__Excerpts from a figure dataset__
■ ■ ■
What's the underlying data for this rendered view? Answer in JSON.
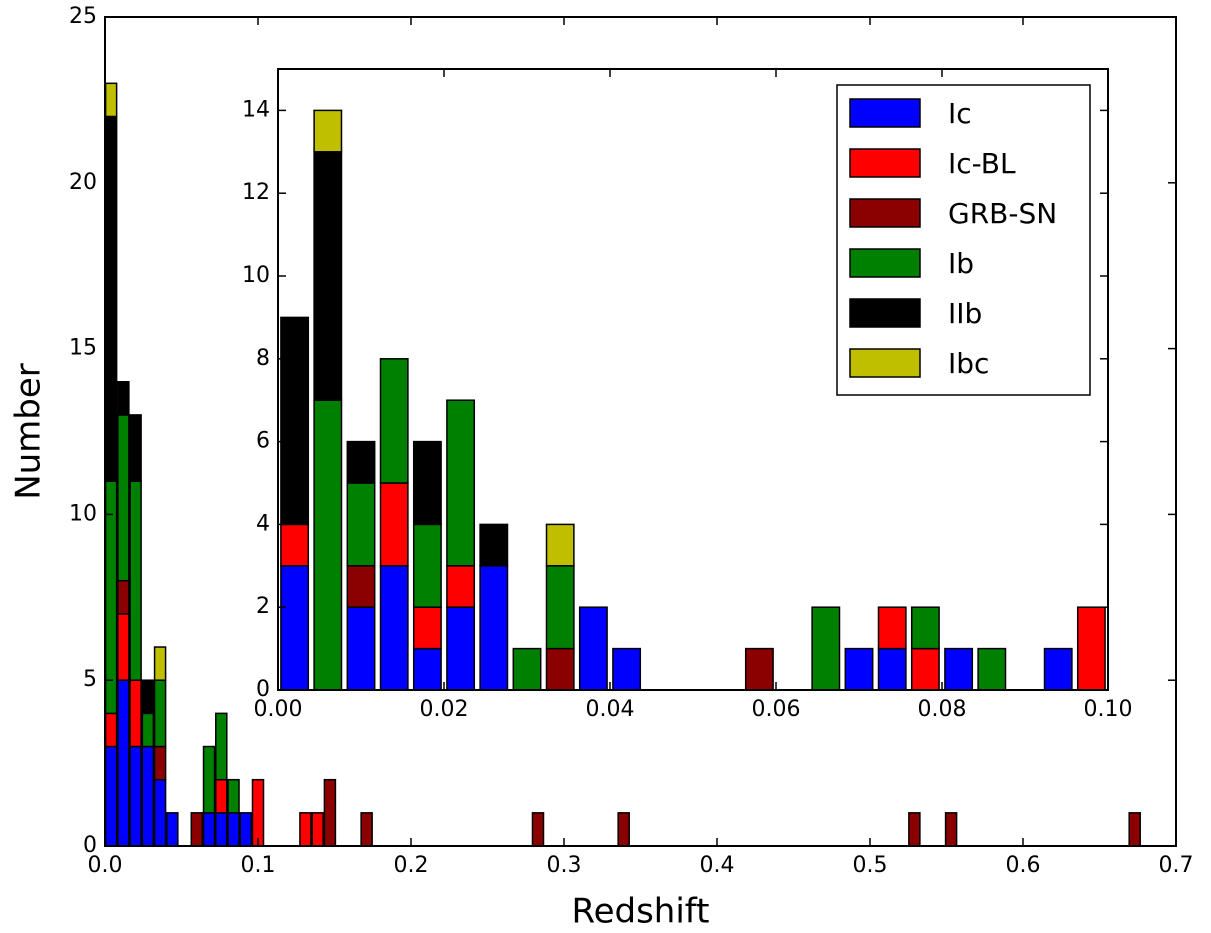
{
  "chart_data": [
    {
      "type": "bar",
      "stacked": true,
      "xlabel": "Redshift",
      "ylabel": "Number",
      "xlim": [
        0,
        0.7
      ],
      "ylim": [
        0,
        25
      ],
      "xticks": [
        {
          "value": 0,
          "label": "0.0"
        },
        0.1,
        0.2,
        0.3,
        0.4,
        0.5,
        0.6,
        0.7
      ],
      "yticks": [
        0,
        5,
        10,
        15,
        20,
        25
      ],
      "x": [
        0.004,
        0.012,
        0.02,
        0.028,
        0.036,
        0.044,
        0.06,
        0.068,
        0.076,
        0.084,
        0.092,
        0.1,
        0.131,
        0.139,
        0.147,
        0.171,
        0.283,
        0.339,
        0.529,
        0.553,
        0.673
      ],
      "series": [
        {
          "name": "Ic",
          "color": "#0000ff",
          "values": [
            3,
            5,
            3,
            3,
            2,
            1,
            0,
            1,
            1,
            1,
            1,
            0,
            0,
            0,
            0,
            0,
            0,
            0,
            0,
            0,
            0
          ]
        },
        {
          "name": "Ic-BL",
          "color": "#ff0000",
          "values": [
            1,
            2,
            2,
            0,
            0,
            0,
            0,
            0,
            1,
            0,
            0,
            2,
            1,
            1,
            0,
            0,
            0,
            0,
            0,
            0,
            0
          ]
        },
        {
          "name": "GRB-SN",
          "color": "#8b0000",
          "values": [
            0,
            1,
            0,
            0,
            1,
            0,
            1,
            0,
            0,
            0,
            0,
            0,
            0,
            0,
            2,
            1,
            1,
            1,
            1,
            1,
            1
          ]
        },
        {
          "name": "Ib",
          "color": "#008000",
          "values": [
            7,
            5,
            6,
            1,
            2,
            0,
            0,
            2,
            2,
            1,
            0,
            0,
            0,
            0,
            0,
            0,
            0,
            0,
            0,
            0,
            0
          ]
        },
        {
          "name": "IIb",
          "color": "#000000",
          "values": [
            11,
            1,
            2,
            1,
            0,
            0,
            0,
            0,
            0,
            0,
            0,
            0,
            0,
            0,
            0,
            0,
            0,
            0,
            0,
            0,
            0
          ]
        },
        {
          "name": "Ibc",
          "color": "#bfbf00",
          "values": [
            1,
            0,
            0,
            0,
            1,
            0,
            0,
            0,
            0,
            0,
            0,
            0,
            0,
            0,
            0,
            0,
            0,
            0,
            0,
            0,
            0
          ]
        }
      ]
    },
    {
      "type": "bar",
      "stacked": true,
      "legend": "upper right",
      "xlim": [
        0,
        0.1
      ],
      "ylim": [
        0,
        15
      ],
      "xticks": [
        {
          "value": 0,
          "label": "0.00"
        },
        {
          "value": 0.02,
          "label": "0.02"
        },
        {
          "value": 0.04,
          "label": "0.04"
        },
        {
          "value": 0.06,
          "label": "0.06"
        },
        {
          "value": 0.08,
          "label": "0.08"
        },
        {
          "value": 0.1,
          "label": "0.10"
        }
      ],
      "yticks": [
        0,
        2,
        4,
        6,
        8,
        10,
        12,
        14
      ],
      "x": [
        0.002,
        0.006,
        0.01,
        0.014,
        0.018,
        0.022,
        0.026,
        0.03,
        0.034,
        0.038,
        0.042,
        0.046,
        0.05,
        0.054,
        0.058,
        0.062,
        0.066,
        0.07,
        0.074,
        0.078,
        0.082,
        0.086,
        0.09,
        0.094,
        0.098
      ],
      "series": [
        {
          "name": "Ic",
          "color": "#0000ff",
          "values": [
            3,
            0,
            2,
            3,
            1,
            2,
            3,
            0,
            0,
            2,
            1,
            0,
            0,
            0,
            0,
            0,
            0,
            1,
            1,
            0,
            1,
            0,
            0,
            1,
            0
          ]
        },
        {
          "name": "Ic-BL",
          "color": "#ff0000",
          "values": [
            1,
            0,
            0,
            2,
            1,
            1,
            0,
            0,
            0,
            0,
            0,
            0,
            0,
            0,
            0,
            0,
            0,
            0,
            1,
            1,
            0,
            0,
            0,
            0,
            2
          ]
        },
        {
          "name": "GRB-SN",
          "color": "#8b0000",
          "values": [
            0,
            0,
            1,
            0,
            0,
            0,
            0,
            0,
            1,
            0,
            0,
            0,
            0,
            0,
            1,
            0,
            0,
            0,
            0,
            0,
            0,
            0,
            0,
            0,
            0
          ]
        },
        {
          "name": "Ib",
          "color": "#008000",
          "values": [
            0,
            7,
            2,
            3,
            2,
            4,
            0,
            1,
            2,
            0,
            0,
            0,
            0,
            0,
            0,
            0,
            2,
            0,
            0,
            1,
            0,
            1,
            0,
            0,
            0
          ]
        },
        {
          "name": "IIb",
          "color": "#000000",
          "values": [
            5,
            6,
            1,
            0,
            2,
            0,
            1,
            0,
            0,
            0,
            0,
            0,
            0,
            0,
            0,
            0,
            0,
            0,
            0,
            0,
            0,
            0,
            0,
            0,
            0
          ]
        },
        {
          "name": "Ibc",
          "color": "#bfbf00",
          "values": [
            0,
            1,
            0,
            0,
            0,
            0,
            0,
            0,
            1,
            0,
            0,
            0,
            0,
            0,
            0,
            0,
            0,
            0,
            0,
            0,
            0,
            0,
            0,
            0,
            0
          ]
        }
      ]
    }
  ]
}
■ ■ ■
__Short problem__
Give the data above again in full and unchanged, skipping the pictures.

__Solution to the problem__
What's the underlying data for this rendered view? Answer in JSON.
{
  "chart_data": [
    {
      "type": "bar",
      "stacked": true,
      "xlabel": "Redshift",
      "ylabel": "Number",
      "xlim": [
        0,
        0.7
      ],
      "ylim": [
        0,
        25
      ],
      "xticks": [
        {
          "value": 0,
          "label": "0.0"
        },
        0.1,
        0.2,
        0.3,
        0.4,
        0.5,
        0.6,
        0.7
      ],
      "yticks": [
        0,
        5,
        10,
        15,
        20,
        25
      ],
      "x": [
        0.004,
        0.012,
        0.02,
        0.028,
        0.036,
        0.044,
        0.06,
        0.068,
        0.076,
        0.084,
        0.092,
        0.1,
        0.131,
        0.139,
        0.147,
        0.171,
        0.283,
        0.339,
        0.529,
        0.553,
        0.673
      ],
      "series": [
        {
          "name": "Ic",
          "color": "#0000ff",
          "values": [
            3,
            5,
            3,
            3,
            2,
            1,
            0,
            1,
            1,
            1,
            1,
            0,
            0,
            0,
            0,
            0,
            0,
            0,
            0,
            0,
            0
          ]
        },
        {
          "name": "Ic-BL",
          "color": "#ff0000",
          "values": [
            1,
            2,
            2,
            0,
            0,
            0,
            0,
            0,
            1,
            0,
            0,
            2,
            1,
            1,
            0,
            0,
            0,
            0,
            0,
            0,
            0
          ]
        },
        {
          "name": "GRB-SN",
          "color": "#8b0000",
          "values": [
            0,
            1,
            0,
            0,
            1,
            0,
            1,
            0,
            0,
            0,
            0,
            0,
            0,
            0,
            2,
            1,
            1,
            1,
            1,
            1,
            1
          ]
        },
        {
          "name": "Ib",
          "color": "#008000",
          "values": [
            7,
            5,
            6,
            1,
            2,
            0,
            0,
            2,
            2,
            1,
            0,
            0,
            0,
            0,
            0,
            0,
            0,
            0,
            0,
            0,
            0
          ]
        },
        {
          "name": "IIb",
          "color": "#000000",
          "values": [
            11,
            1,
            2,
            1,
            0,
            0,
            0,
            0,
            0,
            0,
            0,
            0,
            0,
            0,
            0,
            0,
            0,
            0,
            0,
            0,
            0
          ]
        },
        {
          "name": "Ibc",
          "color": "#bfbf00",
          "values": [
            1,
            0,
            0,
            0,
            1,
            0,
            0,
            0,
            0,
            0,
            0,
            0,
            0,
            0,
            0,
            0,
            0,
            0,
            0,
            0,
            0
          ]
        }
      ]
    },
    {
      "type": "bar",
      "stacked": true,
      "legend": "upper right",
      "xlim": [
        0,
        0.1
      ],
      "ylim": [
        0,
        15
      ],
      "xticks": [
        {
          "value": 0,
          "label": "0.00"
        },
        {
          "value": 0.02,
          "label": "0.02"
        },
        {
          "value": 0.04,
          "label": "0.04"
        },
        {
          "value": 0.06,
          "label": "0.06"
        },
        {
          "value": 0.08,
          "label": "0.08"
        },
        {
          "value": 0.1,
          "label": "0.10"
        }
      ],
      "yticks": [
        0,
        2,
        4,
        6,
        8,
        10,
        12,
        14
      ],
      "x": [
        0.002,
        0.006,
        0.01,
        0.014,
        0.018,
        0.022,
        0.026,
        0.03,
        0.034,
        0.038,
        0.042,
        0.046,
        0.05,
        0.054,
        0.058,
        0.062,
        0.066,
        0.07,
        0.074,
        0.078,
        0.082,
        0.086,
        0.09,
        0.094,
        0.098
      ],
      "series": [
        {
          "name": "Ic",
          "color": "#0000ff",
          "values": [
            3,
            0,
            2,
            3,
            1,
            2,
            3,
            0,
            0,
            2,
            1,
            0,
            0,
            0,
            0,
            0,
            0,
            1,
            1,
            0,
            1,
            0,
            0,
            1,
            0
          ]
        },
        {
          "name": "Ic-BL",
          "color": "#ff0000",
          "values": [
            1,
            0,
            0,
            2,
            1,
            1,
            0,
            0,
            0,
            0,
            0,
            0,
            0,
            0,
            0,
            0,
            0,
            0,
            1,
            1,
            0,
            0,
            0,
            0,
            2
          ]
        },
        {
          "name": "GRB-SN",
          "color": "#8b0000",
          "values": [
            0,
            0,
            1,
            0,
            0,
            0,
            0,
            0,
            1,
            0,
            0,
            0,
            0,
            0,
            1,
            0,
            0,
            0,
            0,
            0,
            0,
            0,
            0,
            0,
            0
          ]
        },
        {
          "name": "Ib",
          "color": "#008000",
          "values": [
            0,
            7,
            2,
            3,
            2,
            4,
            0,
            1,
            2,
            0,
            0,
            0,
            0,
            0,
            0,
            0,
            2,
            0,
            0,
            1,
            0,
            1,
            0,
            0,
            0
          ]
        },
        {
          "name": "IIb",
          "color": "#000000",
          "values": [
            5,
            6,
            1,
            0,
            2,
            0,
            1,
            0,
            0,
            0,
            0,
            0,
            0,
            0,
            0,
            0,
            0,
            0,
            0,
            0,
            0,
            0,
            0,
            0,
            0
          ]
        },
        {
          "name": "Ibc",
          "color": "#bfbf00",
          "values": [
            0,
            1,
            0,
            0,
            0,
            0,
            0,
            0,
            1,
            0,
            0,
            0,
            0,
            0,
            0,
            0,
            0,
            0,
            0,
            0,
            0,
            0,
            0,
            0,
            0
          ]
        }
      ]
    }
  ]
}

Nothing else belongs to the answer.